** START Records shown **
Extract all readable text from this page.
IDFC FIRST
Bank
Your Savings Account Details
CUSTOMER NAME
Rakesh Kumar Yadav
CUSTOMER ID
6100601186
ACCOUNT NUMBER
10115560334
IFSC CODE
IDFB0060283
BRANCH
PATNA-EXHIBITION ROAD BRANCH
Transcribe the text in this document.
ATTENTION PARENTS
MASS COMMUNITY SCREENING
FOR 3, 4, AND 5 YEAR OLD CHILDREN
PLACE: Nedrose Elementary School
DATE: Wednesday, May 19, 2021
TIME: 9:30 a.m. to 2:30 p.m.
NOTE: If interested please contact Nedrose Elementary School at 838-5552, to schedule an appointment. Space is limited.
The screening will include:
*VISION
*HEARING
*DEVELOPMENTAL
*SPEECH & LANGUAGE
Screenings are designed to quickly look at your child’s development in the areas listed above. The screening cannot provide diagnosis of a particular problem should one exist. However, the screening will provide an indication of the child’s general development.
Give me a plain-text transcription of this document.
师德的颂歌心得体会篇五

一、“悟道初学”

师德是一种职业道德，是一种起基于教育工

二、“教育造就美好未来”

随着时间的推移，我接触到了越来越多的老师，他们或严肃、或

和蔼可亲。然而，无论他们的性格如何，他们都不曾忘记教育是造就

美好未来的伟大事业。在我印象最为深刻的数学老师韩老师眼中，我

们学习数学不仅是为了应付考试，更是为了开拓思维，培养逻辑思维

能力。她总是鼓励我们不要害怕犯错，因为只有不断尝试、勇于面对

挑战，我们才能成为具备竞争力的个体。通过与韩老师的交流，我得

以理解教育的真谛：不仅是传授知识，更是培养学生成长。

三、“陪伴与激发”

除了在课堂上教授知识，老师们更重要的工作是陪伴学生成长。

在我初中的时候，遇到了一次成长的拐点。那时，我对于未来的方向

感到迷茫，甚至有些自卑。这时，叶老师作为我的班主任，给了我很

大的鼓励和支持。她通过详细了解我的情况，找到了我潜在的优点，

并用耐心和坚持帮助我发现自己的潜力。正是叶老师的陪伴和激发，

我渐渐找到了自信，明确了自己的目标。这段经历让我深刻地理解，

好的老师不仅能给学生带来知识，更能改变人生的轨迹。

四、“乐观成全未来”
** END Records shown **
(Task to complete): Find the line that contains "Give me a plain-text" in the listing above. Retype it and every line after it up to the last, exactly, and nothing else.

(Written response):
Give me a plain-text transcription of this document.
师德的颂歌心得体会篇五

一、“悟道初学”

师德是一种职业道德，是一种起基于教育工

二、“教育造就美好未来”

随着时间的推移，我接触到了越来越多的老师，他们或严肃、或

和蔼可亲。然而，无论他们的性格如何，他们都不曾忘记教育是造就

美好未来的伟大事业。在我印象最为深刻的数学老师韩老师眼中，我

们学习数学不仅是为了应付考试，更是为了开拓思维，培养逻辑思维

能力。她总是鼓励我们不要害怕犯错，因为只有不断尝试、勇于面对

挑战，我们才能成为具备竞争力的个体。通过与韩老师的交流，我得

以理解教育的真谛：不仅是传授知识，更是培养学生成长。

三、“陪伴与激发”

除了在课堂上教授知识，老师们更重要的工作是陪伴学生成长。

在我初中的时候，遇到了一次成长的拐点。那时，我对于未来的方向

感到迷茫，甚至有些自卑。这时，叶老师作为我的班主任，给了我很

大的鼓励和支持。她通过详细了解我的情况，找到了我潜在的优点，

并用耐心和坚持帮助我发现自己的潜力。正是叶老师的陪伴和激发，

我渐渐找到了自信，明确了自己的目标。这段经历让我深刻地理解，

好的老师不仅能给学生带来知识，更能改变人生的轨迹。

四、“乐观成全未来”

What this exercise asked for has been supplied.